Extract every record, exactly as written, and ignore the pictures.

**Data supplied:**
============================================================

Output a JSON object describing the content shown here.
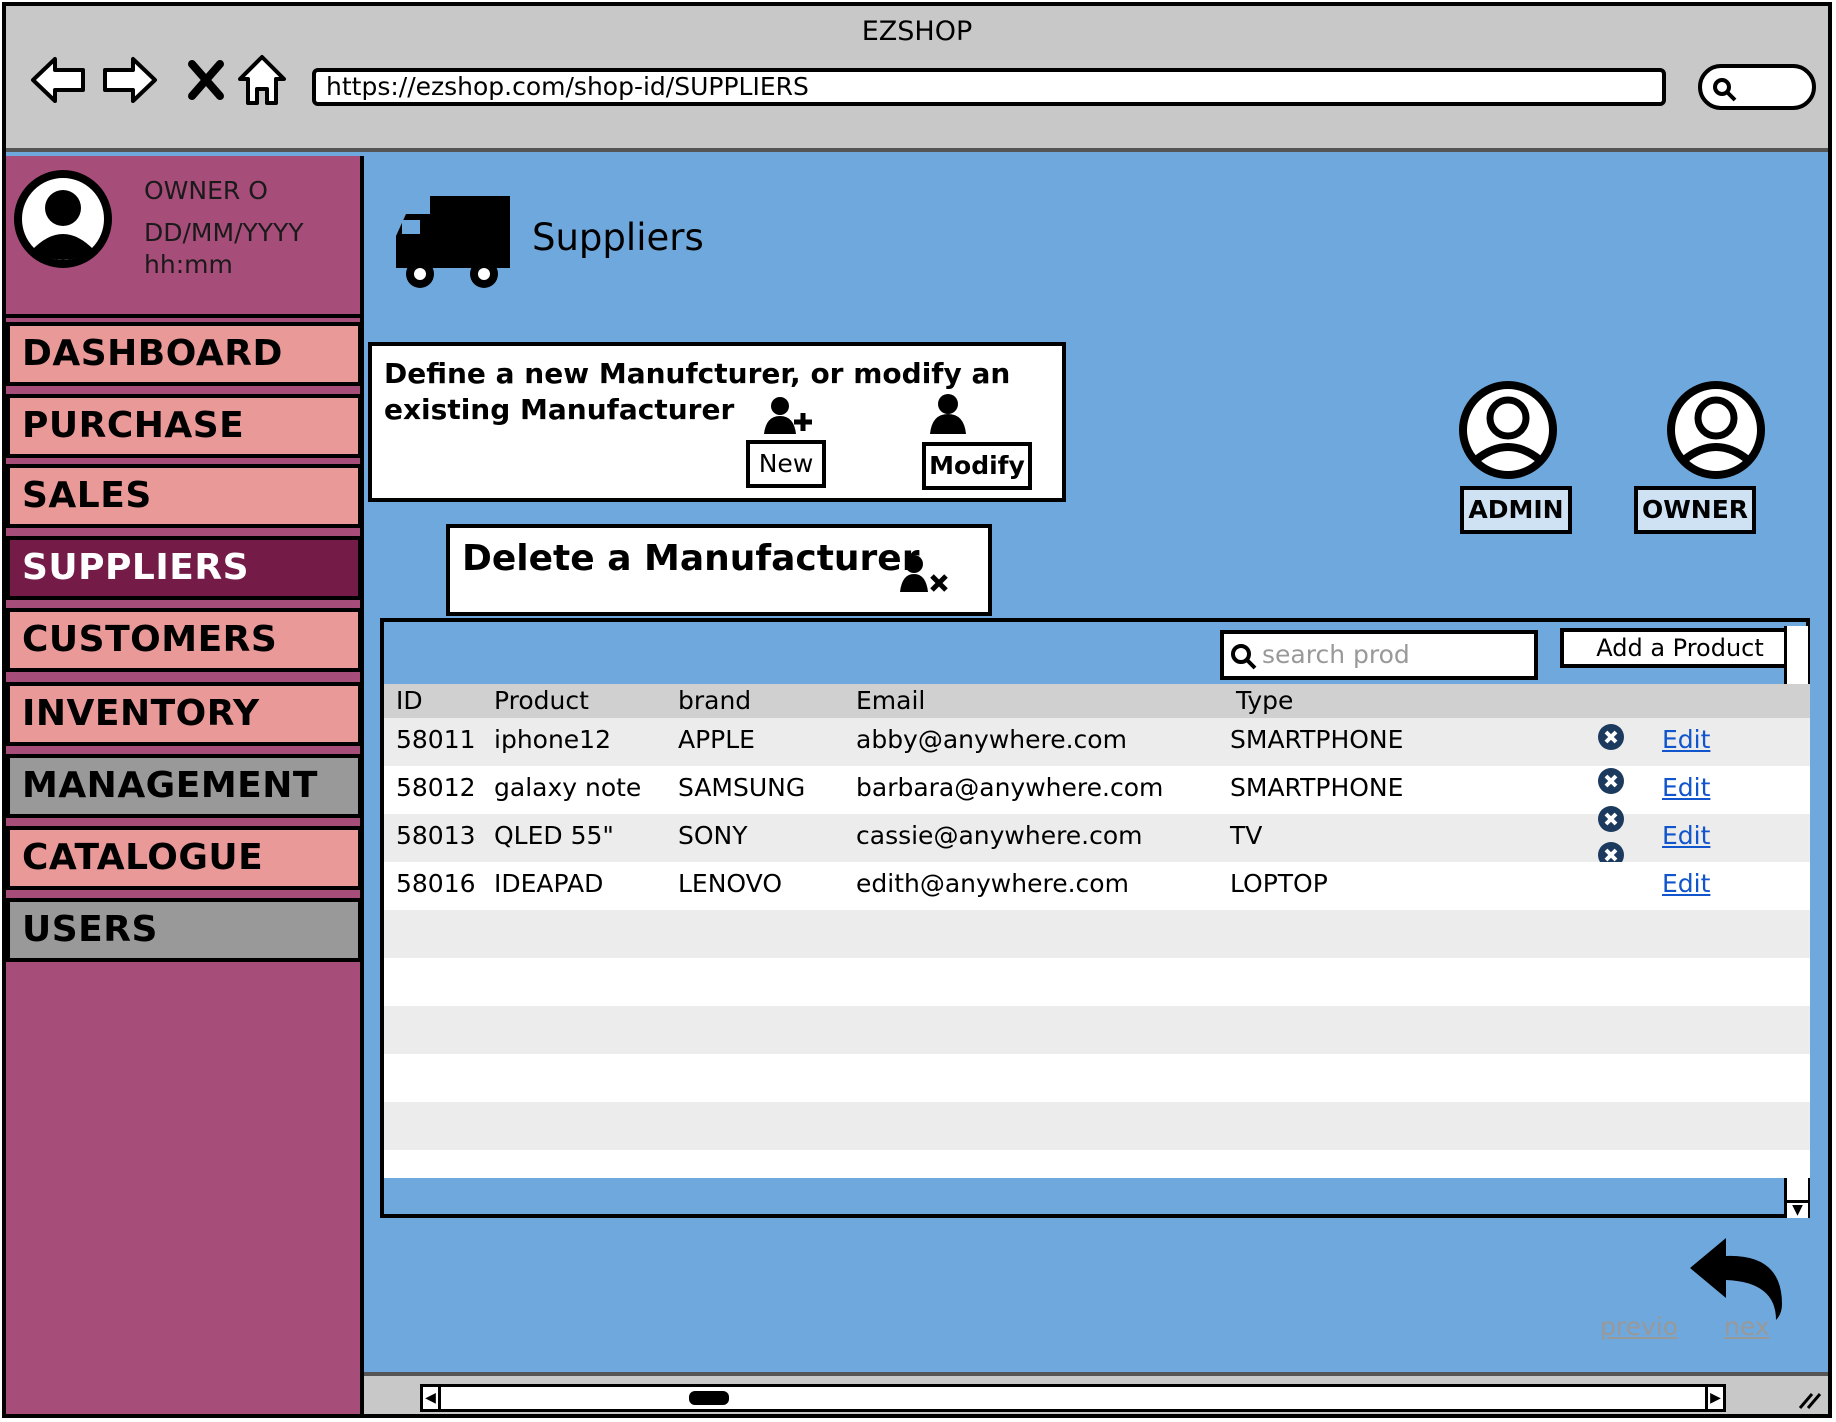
{
  "browser": {
    "title": "EZSHOP",
    "url": "https://ezshop.com/shop-id/SUPPLIERS"
  },
  "profile": {
    "name": "OWNER O",
    "date": "DD/MM/YYYY",
    "time": "hh:mm"
  },
  "sidebar": {
    "items": [
      {
        "label": "DASHBOARD"
      },
      {
        "label": "PURCHASE"
      },
      {
        "label": "SALES"
      },
      {
        "label": "SUPPLIERS"
      },
      {
        "label": "CUSTOMERS"
      },
      {
        "label": "INVENTORY"
      },
      {
        "label": "MANAGEMENT"
      },
      {
        "label": "CATALOGUE"
      },
      {
        "label": "USERS"
      }
    ],
    "active": "SUPPLIERS"
  },
  "page": {
    "title": "Suppliers"
  },
  "define_panel": {
    "text": "Define a new Manufcturer, or modify an existing Manufacturer",
    "new_label": "New",
    "modify_label": "Modify"
  },
  "delete_panel": {
    "text": "Delete a Manufacturer"
  },
  "roles": {
    "admin_label": "ADMIN",
    "owner_label": "OWNER"
  },
  "table": {
    "search_placeholder": "search prod",
    "add_button": "Add a Product",
    "columns": [
      "ID",
      "Product",
      "brand",
      "Email",
      "Type"
    ],
    "rows": [
      {
        "id": "58011",
        "product": "iphone12",
        "brand": "APPLE",
        "email": "abby@anywhere.com",
        "type": "SMARTPHONE",
        "edit": "Edit"
      },
      {
        "id": "58012",
        "product": "galaxy note",
        "brand": "SAMSUNG",
        "email": "barbara@anywhere.com",
        "type": "SMARTPHONE",
        "edit": "Edit"
      },
      {
        "id": "58013",
        "product": "QLED 55\"",
        "brand": "SONY",
        "email": "cassie@anywhere.com",
        "type": "TV",
        "edit": "Edit"
      },
      {
        "id": "58016",
        "product": "IDEAPAD",
        "brand": "LENOVO",
        "email": "edith@anywhere.com",
        "type": "LOPTOP",
        "edit": "Edit"
      }
    ]
  },
  "pager": {
    "prev": "previo",
    "next": "nex"
  },
  "colors": {
    "main_bg": "#6fa8dc",
    "sidebar_bg": "#a64d79",
    "nav_item": "#ea9999",
    "nav_active": "#741b47",
    "nav_gray": "#999999",
    "link": "#1155cc"
  },
  "icons": [
    "back-arrow-icon",
    "forward-arrow-icon",
    "close-icon",
    "home-icon",
    "search-icon",
    "user-icon",
    "truck-icon",
    "user-add-icon",
    "user-edit-icon",
    "user-remove-icon",
    "delete-circle-icon",
    "undo-arrow-icon"
  ]
}
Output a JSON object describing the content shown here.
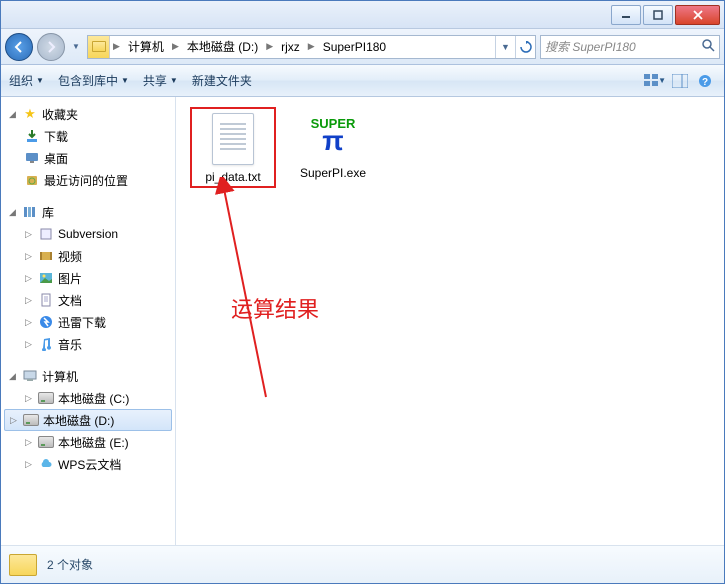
{
  "breadcrumb": {
    "segments": [
      "计算机",
      "本地磁盘 (D:)",
      "rjxz",
      "SuperPI180"
    ]
  },
  "search": {
    "placeholder": "搜索 SuperPI180"
  },
  "toolbar": {
    "organize": "组织",
    "include": "包含到库中",
    "share": "共享",
    "newfolder": "新建文件夹"
  },
  "sidebar": {
    "favorites": {
      "label": "收藏夹",
      "items": [
        {
          "label": "下载",
          "icon": "download"
        },
        {
          "label": "桌面",
          "icon": "desktop"
        },
        {
          "label": "最近访问的位置",
          "icon": "recent"
        }
      ]
    },
    "libraries": {
      "label": "库",
      "items": [
        {
          "label": "Subversion",
          "icon": "svn"
        },
        {
          "label": "视频",
          "icon": "video"
        },
        {
          "label": "图片",
          "icon": "picture"
        },
        {
          "label": "文档",
          "icon": "document"
        },
        {
          "label": "迅雷下载",
          "icon": "xunlei"
        },
        {
          "label": "音乐",
          "icon": "music"
        }
      ]
    },
    "computer": {
      "label": "计算机",
      "items": [
        {
          "label": "本地磁盘 (C:)",
          "icon": "drive"
        },
        {
          "label": "本地磁盘 (D:)",
          "icon": "drive",
          "selected": true
        },
        {
          "label": "本地磁盘 (E:)",
          "icon": "drive"
        },
        {
          "label": "WPS云文档",
          "icon": "cloud"
        }
      ]
    }
  },
  "files": [
    {
      "name": "pi_data.txt",
      "type": "txt",
      "highlighted": true
    },
    {
      "name": "SuperPI.exe",
      "type": "exe"
    }
  ],
  "annotation": {
    "text": "运算结果"
  },
  "statusbar": {
    "text": "2 个对象"
  }
}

============================================================

**Problem solution:**
Output a JSON object describing the content shown here.
{
  "browser": {
    "title": "EZSHOP",
    "url": "https://ezshop.com/shop-id/SUPPLIERS"
  },
  "profile": {
    "name": "OWNER O",
    "date": "DD/MM/YYYY",
    "time": "hh:mm"
  },
  "sidebar": {
    "items": [
      {
        "label": "DASHBOARD"
      },
      {
        "label": "PURCHASE"
      },
      {
        "label": "SALES"
      },
      {
        "label": "SUPPLIERS"
      },
      {
        "label": "CUSTOMERS"
      },
      {
        "label": "INVENTORY"
      },
      {
        "label": "MANAGEMENT"
      },
      {
        "label": "CATALOGUE"
      },
      {
        "label": "USERS"
      }
    ],
    "active": "SUPPLIERS"
  },
  "page": {
    "title": "Suppliers"
  },
  "define_panel": {
    "text": "Define a new Manufcturer, or modify an existing Manufacturer",
    "new_label": "New",
    "modify_label": "Modify"
  },
  "delete_panel": {
    "text": "Delete a Manufacturer"
  },
  "roles": {
    "admin_label": "ADMIN",
    "owner_label": "OWNER"
  },
  "table": {
    "search_placeholder": "search prod",
    "add_button": "Add a Product",
    "columns": [
      "ID",
      "Product",
      "brand",
      "Email",
      "Type"
    ],
    "rows": [
      {
        "id": "58011",
        "product": "iphone12",
        "brand": "APPLE",
        "email": "abby@anywhere.com",
        "type": "SMARTPHONE",
        "edit": "Edit"
      },
      {
        "id": "58012",
        "product": "galaxy note",
        "brand": "SAMSUNG",
        "email": "barbara@anywhere.com",
        "type": "SMARTPHONE",
        "edit": "Edit"
      },
      {
        "id": "58013",
        "product": "QLED 55\"",
        "brand": "SONY",
        "email": "cassie@anywhere.com",
        "type": "TV",
        "edit": "Edit"
      },
      {
        "id": "58016",
        "product": "IDEAPAD",
        "brand": "LENOVO",
        "email": "edith@anywhere.com",
        "type": "LOPTOP",
        "edit": "Edit"
      }
    ]
  },
  "pager": {
    "prev": "previo",
    "next": "nex"
  },
  "colors": {
    "main_bg": "#6fa8dc",
    "sidebar_bg": "#a64d79",
    "nav_item": "#ea9999",
    "nav_active": "#741b47",
    "nav_gray": "#999999",
    "link": "#1155cc"
  },
  "icons": [
    "back-arrow-icon",
    "forward-arrow-icon",
    "close-icon",
    "home-icon",
    "search-icon",
    "user-icon",
    "truck-icon",
    "user-add-icon",
    "user-edit-icon",
    "user-remove-icon",
    "delete-circle-icon",
    "undo-arrow-icon"
  ]
}
Output a JSON object describing the content shown here.
{
  "breadcrumb": {
    "segments": [
      "计算机",
      "本地磁盘 (D:)",
      "rjxz",
      "SuperPI180"
    ]
  },
  "search": {
    "placeholder": "搜索 SuperPI180"
  },
  "toolbar": {
    "organize": "组织",
    "include": "包含到库中",
    "share": "共享",
    "newfolder": "新建文件夹"
  },
  "sidebar": {
    "favorites": {
      "label": "收藏夹",
      "items": [
        {
          "label": "下载",
          "icon": "download"
        },
        {
          "label": "桌面",
          "icon": "desktop"
        },
        {
          "label": "最近访问的位置",
          "icon": "recent"
        }
      ]
    },
    "libraries": {
      "label": "库",
      "items": [
        {
          "label": "Subversion",
          "icon": "svn"
        },
        {
          "label": "视频",
          "icon": "video"
        },
        {
          "label": "图片",
          "icon": "picture"
        },
        {
          "label": "文档",
          "icon": "document"
        },
        {
          "label": "迅雷下载",
          "icon": "xunlei"
        },
        {
          "label": "音乐",
          "icon": "music"
        }
      ]
    },
    "computer": {
      "label": "计算机",
      "items": [
        {
          "label": "本地磁盘 (C:)",
          "icon": "drive"
        },
        {
          "label": "本地磁盘 (D:)",
          "icon": "drive",
          "selected": true
        },
        {
          "label": "本地磁盘 (E:)",
          "icon": "drive"
        },
        {
          "label": "WPS云文档",
          "icon": "cloud"
        }
      ]
    }
  },
  "files": [
    {
      "name": "pi_data.txt",
      "type": "txt",
      "highlighted": true
    },
    {
      "name": "SuperPI.exe",
      "type": "exe"
    }
  ],
  "annotation": {
    "text": "运算结果"
  },
  "statusbar": {
    "text": "2 个对象"
  }
}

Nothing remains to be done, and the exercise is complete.